The task
Every line with the word "phương" in it should be extracted from the data that follows.

Data extract
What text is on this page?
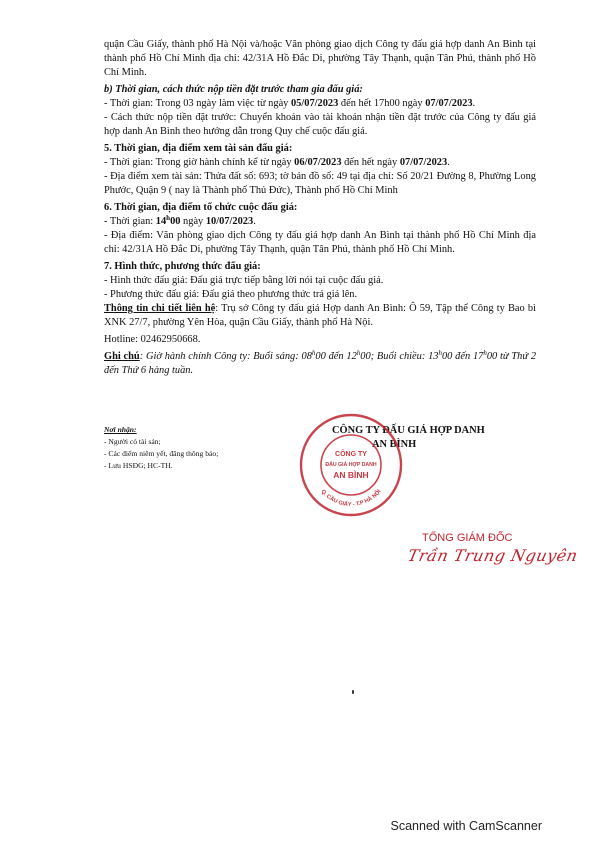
quận Cầu Giấy, thành phố Hà Nội và/hoặc Văn phòng giao dịch Công ty đấu giá hợp danh An Bình tại thành phố Hồ Chí Minh địa chỉ: 42/31A Hồ Đắc Di, phường Tây Thạnh, quận Tân Phú, thành phố Hồ Chí Minh.

b) Thời gian, cách thức nộp tiền đặt trước tham gia đấu giá:

- Thời gian: Trong 03 ngày làm việc từ ngày 05/07/2023 đến hết 17h00 ngày 07/07/2023.

- Cách thức nộp tiền đặt trước: Chuyển khoản vào tài khoản nhận tiền đặt trước của Công ty đấu giá hợp danh An Bình theo hướng dẫn trong Quy chế cuộc đấu giá.

5. Thời gian, địa điểm xem tài sản đấu giá:

- Thời gian: Trong giờ hành chính kể từ ngày 06/07/2023 đến hết ngày 07/07/2023.

- Địa điểm xem tài sản: Thửa đất số: 693; tờ bản đồ số: 49 tại địa chỉ: Số 20/21 Đường 8, Phường Long Phước, Quận 9 ( nay là Thành phố Thủ Đức), Thành phố Hồ Chí Minh

6. Thời gian, địa điểm tổ chức cuộc đấu giá:

- Thời gian: 14$^h$00 ngày 10/07/2023.

- Địa điểm: Văn phòng giao dịch Công ty đấu giá hợp danh An Bình tại thành phố Hồ Chí Minh địa chỉ: 42/31A Hồ Đắc Di, phường Tây Thạnh, quận Tân Phú, thành phố Hồ Chí Minh.

7. Hình thức, phương thức đấu giá:

- Hình thức đấu giá: Đấu giá trực tiếp bằng lời nói tại cuộc đấu giá.

- Phương thức đấu giá: Đấu giá theo phương thức trả giá lên.

Thông tin chi tiết liên hệ: Trụ sở Công ty đấu giá Hợp danh An Bình: Ô 59, Tập thể Công ty Bao bì XNK 27/7, phường Yên Hòa, quận Cầu Giấy, thành phố Hà Nội.

Hotline: 02462950668.

Ghi chú: Giờ hành chính Công ty: Buổi sáng: 08$^h$00 đến 12$^h$00; Buổi chiều: 13$^h$00 đến 17$^h$00 từ Thứ 2 đến Thứ 6 hàng tuần.

Nơi nhận:
- Người có tài sản;
- Các điểm niêm yết, đăng thông báo;
- Lưu HSĐG; HC-TH.
CÔNG TY ĐẤU GIÁ HỢP DANH
AN BÌNH
CÔNG TY
ĐẤU GIÁ HỢP DANH
AN BÌNH
Q. CẦU GIẤY - T.P HÀ NỘI
TỔNG GIÁM ĐỐC
Trần Trung Nguyên
Scanned with CamScanner
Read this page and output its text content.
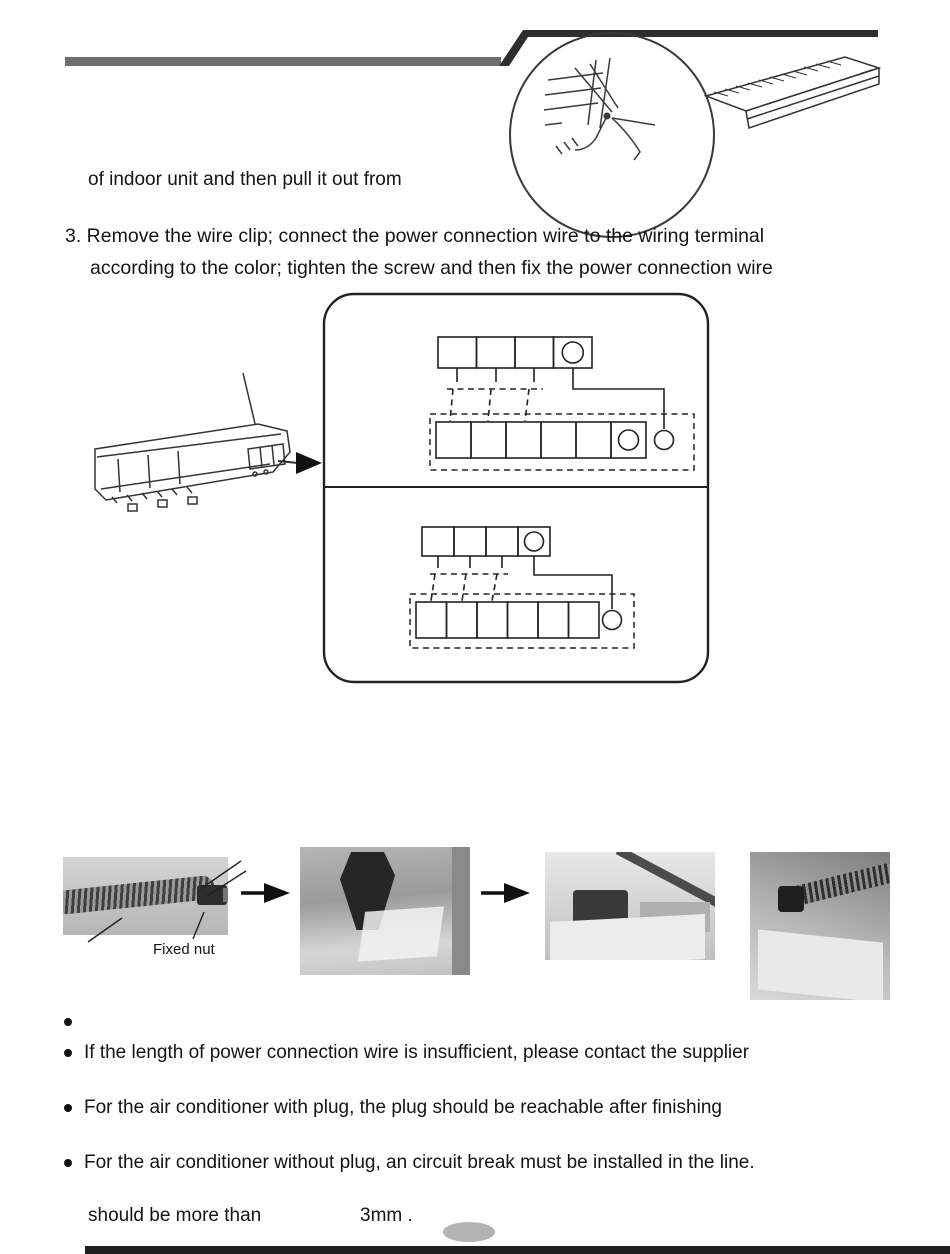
of indoor unit and then pull it out from
3. Remove the wire clip; connect the power connection wire to the wiring terminal
according to the color; tighten the screw and then fix the power connection wire
Fixed nut
If the length of power connection wire is insufficient, please contact the supplier
For the air conditioner with plug, the plug should be reachable after finishing
For the air conditioner without plug, an circuit break must be installed in the line.
should be more than	3mm .
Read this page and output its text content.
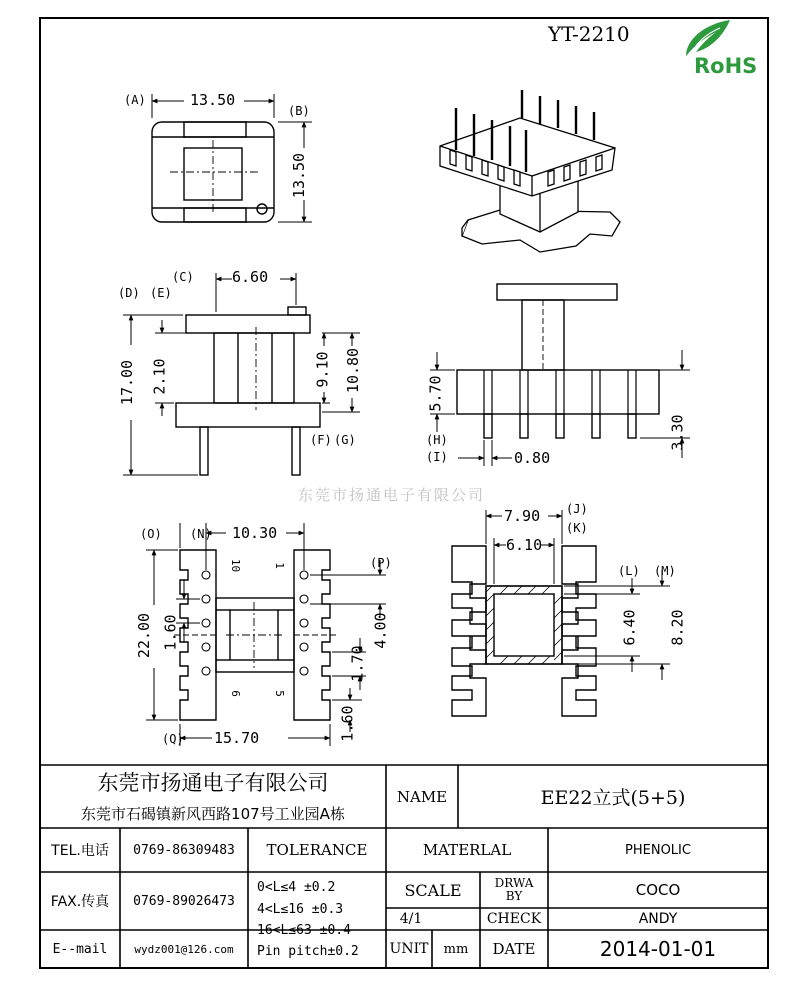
YT-2210
RoHS
(A)	13.50
(B)
13.50
(C)	6.60
(D) (E)
17.00 2.10	9.10 10.80
(F) (G)
5.70
(H)
(I)	0.80
3.30
东莞市扬通电子有限公司
(O) (N) 10.30
(P)
10	1
22.00 1.60	4.00
1.70
6	5
1.60
(Q) 15.70
7.90 (J)
(K)
6.10
(L) (M)
6.40 8.20
东莞市扬通电子有限公司
东莞市石碣镇新风西路107号工业园A栋
NAME	EE22立式(5+5)
TEL.电话	0769-86309483	TOLERANCE	MATERLAL	PHENOLIC
FAX.传真	0769-89026473
0<L≤4 ±0.2
4<L≤16 ±0.3
16<L≤63 ±0.4
Pin pitch±0.2
SCALE	DRWA BY	COCO
4/1	CHECK	ANDY
E--mail	wydz001@126.com	UNIT	mm	DATE	2014-01-01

Answer in full
7. Hình thức, phương thức đấu giá:
- Phương thức đấu giá: Đấu giá theo phương thức trả giá lên.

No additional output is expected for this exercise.